#### Written instruction
Reproduce the items from the start through the line containing "995, 1145, 1025]", replacing every "passwd-line" with "account-entry" and leaving everything else unchanged.

#### Dataset records

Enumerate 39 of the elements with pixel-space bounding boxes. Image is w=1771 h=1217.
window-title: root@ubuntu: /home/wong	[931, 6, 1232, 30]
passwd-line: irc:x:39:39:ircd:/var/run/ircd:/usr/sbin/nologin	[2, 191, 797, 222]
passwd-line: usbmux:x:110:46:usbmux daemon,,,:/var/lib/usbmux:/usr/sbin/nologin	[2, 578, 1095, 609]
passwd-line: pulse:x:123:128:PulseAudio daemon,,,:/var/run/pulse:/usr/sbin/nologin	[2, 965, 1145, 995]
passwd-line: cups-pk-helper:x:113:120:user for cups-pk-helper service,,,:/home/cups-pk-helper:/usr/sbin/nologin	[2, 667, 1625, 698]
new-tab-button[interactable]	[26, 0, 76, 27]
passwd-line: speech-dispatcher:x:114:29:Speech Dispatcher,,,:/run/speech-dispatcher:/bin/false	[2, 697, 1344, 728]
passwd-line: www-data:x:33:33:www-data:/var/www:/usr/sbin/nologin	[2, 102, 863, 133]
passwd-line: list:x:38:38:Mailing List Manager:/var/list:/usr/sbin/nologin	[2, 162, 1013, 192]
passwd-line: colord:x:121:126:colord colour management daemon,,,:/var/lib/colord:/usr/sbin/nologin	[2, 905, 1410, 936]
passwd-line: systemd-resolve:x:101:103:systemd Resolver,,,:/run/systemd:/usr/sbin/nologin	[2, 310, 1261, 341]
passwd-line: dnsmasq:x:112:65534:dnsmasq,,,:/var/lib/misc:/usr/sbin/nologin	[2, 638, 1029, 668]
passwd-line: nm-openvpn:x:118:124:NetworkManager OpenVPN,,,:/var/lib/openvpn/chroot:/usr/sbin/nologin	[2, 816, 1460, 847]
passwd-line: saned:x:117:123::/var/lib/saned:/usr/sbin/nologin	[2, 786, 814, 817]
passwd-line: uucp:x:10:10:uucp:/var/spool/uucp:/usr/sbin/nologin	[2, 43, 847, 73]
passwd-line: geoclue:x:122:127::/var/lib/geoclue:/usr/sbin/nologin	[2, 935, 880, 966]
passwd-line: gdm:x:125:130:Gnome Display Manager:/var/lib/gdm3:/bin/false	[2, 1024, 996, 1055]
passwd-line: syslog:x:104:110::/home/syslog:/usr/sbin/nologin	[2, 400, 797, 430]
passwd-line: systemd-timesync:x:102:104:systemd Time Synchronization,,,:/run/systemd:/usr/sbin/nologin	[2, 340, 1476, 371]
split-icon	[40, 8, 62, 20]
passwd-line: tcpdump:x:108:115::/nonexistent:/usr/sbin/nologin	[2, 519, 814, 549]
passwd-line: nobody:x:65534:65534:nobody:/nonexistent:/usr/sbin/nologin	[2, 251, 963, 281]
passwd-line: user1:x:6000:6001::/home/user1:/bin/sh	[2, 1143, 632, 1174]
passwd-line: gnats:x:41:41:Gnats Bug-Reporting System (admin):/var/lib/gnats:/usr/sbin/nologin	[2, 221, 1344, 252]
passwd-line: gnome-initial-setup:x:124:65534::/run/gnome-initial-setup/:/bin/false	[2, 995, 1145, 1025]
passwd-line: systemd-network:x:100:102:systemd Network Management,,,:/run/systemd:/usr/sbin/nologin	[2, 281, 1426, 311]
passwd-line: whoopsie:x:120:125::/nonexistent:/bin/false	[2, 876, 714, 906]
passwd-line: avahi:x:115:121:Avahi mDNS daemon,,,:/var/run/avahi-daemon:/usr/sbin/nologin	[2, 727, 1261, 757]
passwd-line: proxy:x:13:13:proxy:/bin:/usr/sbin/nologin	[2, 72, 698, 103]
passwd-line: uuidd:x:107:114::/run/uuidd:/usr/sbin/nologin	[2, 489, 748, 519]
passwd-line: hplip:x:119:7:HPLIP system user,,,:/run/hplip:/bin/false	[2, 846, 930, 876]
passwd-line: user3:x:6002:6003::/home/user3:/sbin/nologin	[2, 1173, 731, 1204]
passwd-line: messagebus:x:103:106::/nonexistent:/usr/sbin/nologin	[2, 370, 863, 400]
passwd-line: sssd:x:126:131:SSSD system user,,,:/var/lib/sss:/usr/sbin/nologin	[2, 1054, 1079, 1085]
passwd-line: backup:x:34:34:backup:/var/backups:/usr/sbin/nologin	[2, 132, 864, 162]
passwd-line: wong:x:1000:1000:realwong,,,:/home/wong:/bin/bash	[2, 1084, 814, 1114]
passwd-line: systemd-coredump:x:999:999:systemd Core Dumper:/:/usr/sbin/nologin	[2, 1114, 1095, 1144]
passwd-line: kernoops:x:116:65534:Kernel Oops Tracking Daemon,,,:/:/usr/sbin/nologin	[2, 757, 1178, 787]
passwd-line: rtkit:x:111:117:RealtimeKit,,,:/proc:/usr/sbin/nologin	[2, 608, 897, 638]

#### Task solution
Enumerate 39 of the elements with pixel-space bounding boxes. Image is w=1771 h=1217.
window-title: root@ubuntu: /home/wong	[931, 6, 1232, 30]
account-entry: irc:x:39:39:ircd:/var/run/ircd:/usr/sbin/nologin	[2, 191, 797, 222]
account-entry: usbmux:x:110:46:usbmux daemon,,,:/var/lib/usbmux:/usr/sbin/nologin	[2, 578, 1095, 609]
account-entry: pulse:x:123:128:PulseAudio daemon,,,:/var/run/pulse:/usr/sbin/nologin	[2, 965, 1145, 995]
account-entry: cups-pk-helper:x:113:120:user for cups-pk-helper service,,,:/home/cups-pk-helper:/usr/sbin/nologin	[2, 667, 1625, 698]
new-tab-button[interactable]	[26, 0, 76, 27]
account-entry: speech-dispatcher:x:114:29:Speech Dispatcher,,,:/run/speech-dispatcher:/bin/false	[2, 697, 1344, 728]
account-entry: www-data:x:33:33:www-data:/var/www:/usr/sbin/nologin	[2, 102, 863, 133]
account-entry: list:x:38:38:Mailing List Manager:/var/list:/usr/sbin/nologin	[2, 162, 1013, 192]
account-entry: colord:x:121:126:colord colour management daemon,,,:/var/lib/colord:/usr/sbin/nologin	[2, 905, 1410, 936]
account-entry: systemd-resolve:x:101:103:systemd Resolver,,,:/run/systemd:/usr/sbin/nologin	[2, 310, 1261, 341]
account-entry: dnsmasq:x:112:65534:dnsmasq,,,:/var/lib/misc:/usr/sbin/nologin	[2, 638, 1029, 668]
account-entry: nm-openvpn:x:118:124:NetworkManager OpenVPN,,,:/var/lib/openvpn/chroot:/usr/sbin/nologin	[2, 816, 1460, 847]
account-entry: saned:x:117:123::/var/lib/saned:/usr/sbin/nologin	[2, 786, 814, 817]
account-entry: uucp:x:10:10:uucp:/var/spool/uucp:/usr/sbin/nologin	[2, 43, 847, 73]
account-entry: geoclue:x:122:127::/var/lib/geoclue:/usr/sbin/nologin	[2, 935, 880, 966]
account-entry: gdm:x:125:130:Gnome Display Manager:/var/lib/gdm3:/bin/false	[2, 1024, 996, 1055]
account-entry: syslog:x:104:110::/home/syslog:/usr/sbin/nologin	[2, 400, 797, 430]
account-entry: systemd-timesync:x:102:104:systemd Time Synchronization,,,:/run/systemd:/usr/sbin/nologin	[2, 340, 1476, 371]
split-icon	[40, 8, 62, 20]
account-entry: tcpdump:x:108:115::/nonexistent:/usr/sbin/nologin	[2, 519, 814, 549]
account-entry: nobody:x:65534:65534:nobody:/nonexistent:/usr/sbin/nologin	[2, 251, 963, 281]
account-entry: user1:x:6000:6001::/home/user1:/bin/sh	[2, 1143, 632, 1174]
account-entry: gnats:x:41:41:Gnats Bug-Reporting System (admin):/var/lib/gnats:/usr/sbin/nologin	[2, 221, 1344, 252]
account-entry: gnome-initial-setup:x:124:65534::/run/gnome-initial-setup/:/bin/false	[2, 995, 1145, 1025]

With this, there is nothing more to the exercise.